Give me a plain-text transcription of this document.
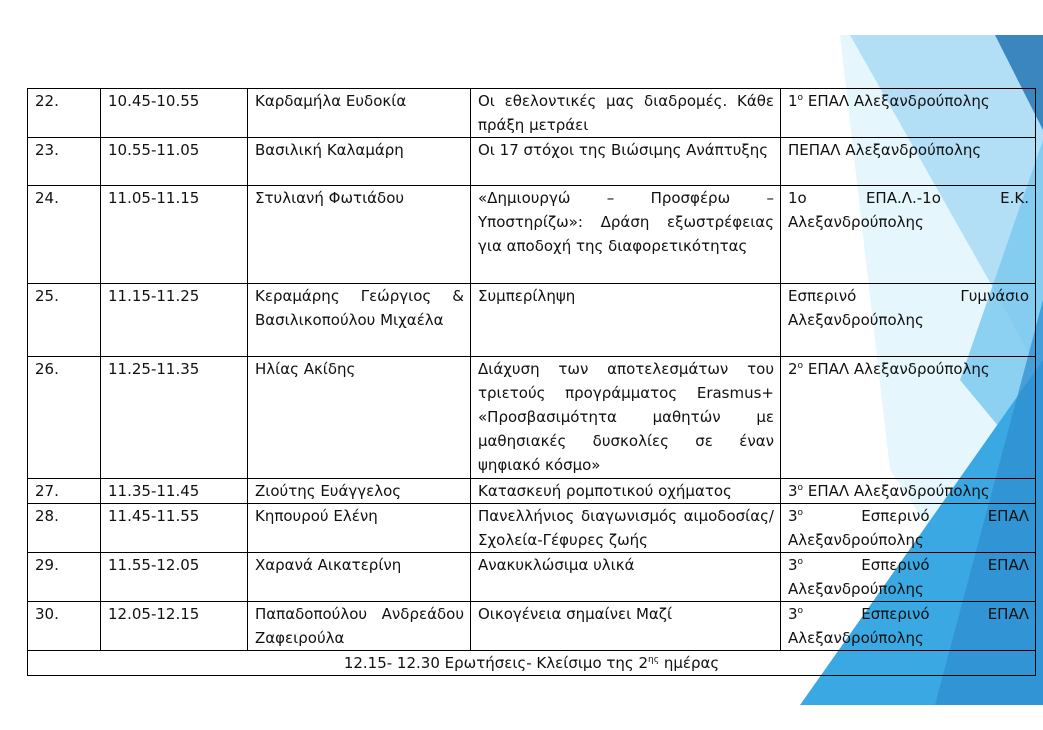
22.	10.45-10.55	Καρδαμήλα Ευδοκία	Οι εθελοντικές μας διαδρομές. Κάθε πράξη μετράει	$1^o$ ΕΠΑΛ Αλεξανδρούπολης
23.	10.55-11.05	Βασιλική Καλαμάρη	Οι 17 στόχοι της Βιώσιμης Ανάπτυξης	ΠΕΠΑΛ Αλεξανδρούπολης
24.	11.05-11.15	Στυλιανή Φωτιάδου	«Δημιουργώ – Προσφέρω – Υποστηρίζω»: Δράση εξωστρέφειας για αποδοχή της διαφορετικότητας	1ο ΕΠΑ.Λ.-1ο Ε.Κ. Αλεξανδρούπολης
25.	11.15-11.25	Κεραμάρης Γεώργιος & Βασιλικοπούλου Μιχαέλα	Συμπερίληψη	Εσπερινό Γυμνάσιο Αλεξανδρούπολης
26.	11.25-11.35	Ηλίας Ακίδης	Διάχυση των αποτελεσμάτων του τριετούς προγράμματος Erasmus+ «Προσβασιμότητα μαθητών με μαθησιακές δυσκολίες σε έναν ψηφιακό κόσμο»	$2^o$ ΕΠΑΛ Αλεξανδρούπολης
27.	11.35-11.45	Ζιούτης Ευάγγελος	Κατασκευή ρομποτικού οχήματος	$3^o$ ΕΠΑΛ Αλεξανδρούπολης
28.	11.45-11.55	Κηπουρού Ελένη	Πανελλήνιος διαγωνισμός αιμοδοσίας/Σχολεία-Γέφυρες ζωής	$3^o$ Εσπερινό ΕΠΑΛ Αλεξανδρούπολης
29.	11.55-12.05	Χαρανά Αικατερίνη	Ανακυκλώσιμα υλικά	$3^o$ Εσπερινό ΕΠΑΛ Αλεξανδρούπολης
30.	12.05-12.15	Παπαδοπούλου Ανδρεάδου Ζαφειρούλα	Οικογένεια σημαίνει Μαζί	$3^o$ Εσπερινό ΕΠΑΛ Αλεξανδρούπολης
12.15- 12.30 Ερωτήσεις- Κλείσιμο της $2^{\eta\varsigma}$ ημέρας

_ _ _ _ _ _ _

» Exercise
Make an exact copy of every entry above, minus the images.

» Solution to the exercise
Give me a plain-text transcription of this document.
22.	10.45-10.55	Καρδαμήλα Ευδοκία	Οι εθελοντικές μας διαδρομές. Κάθε πράξη μετράει	$1^o$ ΕΠΑΛ Αλεξανδρούπολης
23.	10.55-11.05	Βασιλική Καλαμάρη	Οι 17 στόχοι της Βιώσιμης Ανάπτυξης	ΠΕΠΑΛ Αλεξανδρούπολης
24.	11.05-11.15	Στυλιανή Φωτιάδου	«Δημιουργώ – Προσφέρω – Υποστηρίζω»: Δράση εξωστρέφειας για αποδοχή της διαφορετικότητας	1ο ΕΠΑ.Λ.-1ο Ε.Κ. Αλεξανδρούπολης
25.	11.15-11.25	Κεραμάρης Γεώργιος & Βασιλικοπούλου Μιχαέλα	Συμπερίληψη	Εσπερινό Γυμνάσιο Αλεξανδρούπολης
26.	11.25-11.35	Ηλίας Ακίδης	Διάχυση των αποτελεσμάτων του τριετούς προγράμματος Erasmus+ «Προσβασιμότητα μαθητών με μαθησιακές δυσκολίες σε έναν ψηφιακό κόσμο»	$2^o$ ΕΠΑΛ Αλεξανδρούπολης
27.	11.35-11.45	Ζιούτης Ευάγγελος	Κατασκευή ρομποτικού οχήματος	$3^o$ ΕΠΑΛ Αλεξανδρούπολης
28.	11.45-11.55	Κηπουρού Ελένη	Πανελλήνιος διαγωνισμός αιμοδοσίας/Σχολεία-Γέφυρες ζωής	$3^o$ Εσπερινό ΕΠΑΛ Αλεξανδρούπολης
29.	11.55-12.05	Χαρανά Αικατερίνη	Ανακυκλώσιμα υλικά	$3^o$ Εσπερινό ΕΠΑΛ Αλεξανδρούπολης
30.	12.05-12.15	Παπαδοπούλου Ανδρεάδου Ζαφειρούλα	Οικογένεια σημαίνει Μαζί	$3^o$ Εσπερινό ΕΠΑΛ Αλεξανδρούπολης
12.15- 12.30 Ερωτήσεις- Κλείσιμο της $2^{\eta\varsigma}$ ημέρας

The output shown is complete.